------ DATA SUPPLIED
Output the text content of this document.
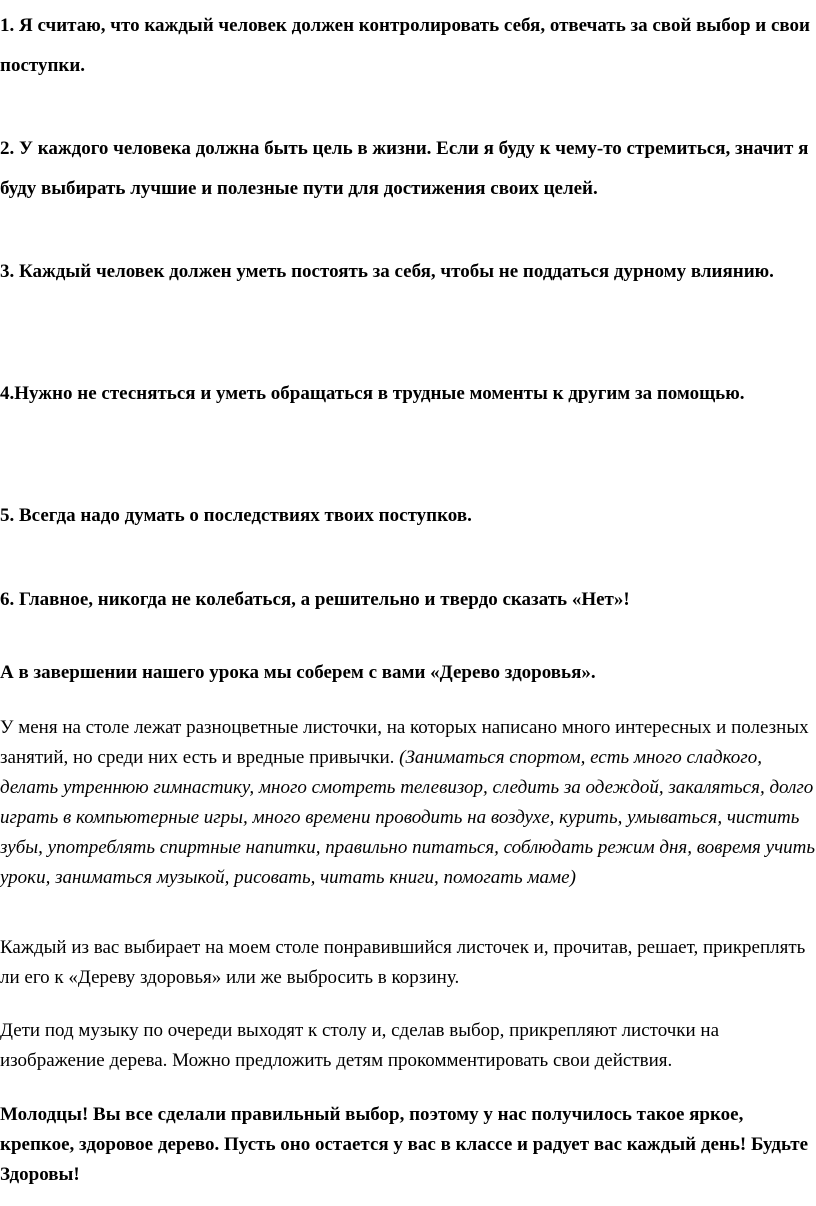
1. Я считаю, что каждый человек должен контролировать себя, отвечать за свой выбор и свои поступки.

2. У каждого человека должна быть цель в жизни. Если я буду к чему-то стремиться, значит я буду выбирать лучшие и полезные пути для достижения своих целей.

3. Каждый человек должен уметь постоять за себя, чтобы не поддаться дурному влиянию.

4.Нужно не стесняться и уметь обращаться в трудные моменты к другим за помощью.

5. Всегда надо думать о последствиях твоих поступков.

6. Главное, никогда не колебаться, а решительно и твердо сказать «Нет»!

А в завершении нашего урока мы соберем с вами «Дерево здоровья».

У меня на столе лежат разноцветные листочки, на которых написано много интересных и полезных занятий, но среди них есть и вредные привычки. (Заниматься спортом, есть много сладкого, делать утреннюю гимнастику, много смотреть телевизор, следить за одеждой, закаляться, долго играть в компьютерные игры, много времени проводить на воздухе, курить, умываться, чистить зубы, употреблять спиртные напитки, правильно питаться, соблюдать режим дня, вовремя учить уроки, заниматься музыкой, рисовать, читать книги, помогать маме)

Каждый из вас выбирает на моем столе понравившийся листочек и, прочитав, решает, прикреплять ли его к «Дереву здоровья» или же выбросить в корзину.

Дети под музыку по очереди выходят к столу и, сделав выбор, прикрепляют листочки на изображение дерева. Можно предложить детям прокомментировать свои действия.

Молодцы! Вы все сделали правильный выбор, поэтому у нас получилось такое яркое, крепкое, здоровое дерево. Пусть оно остается у вас в классе и радует вас каждый день! Будьте Здоровы!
------------
- [SET PROBLEM]
Collect each line holding the string "должен".

- [RESULT]
1. Я считаю, что каждый человек должен контролировать себя, отвечать за свой выбор и свои поступки.
3. Каждый человек должен уметь постоять за себя, чтобы не поддаться дурному влиянию.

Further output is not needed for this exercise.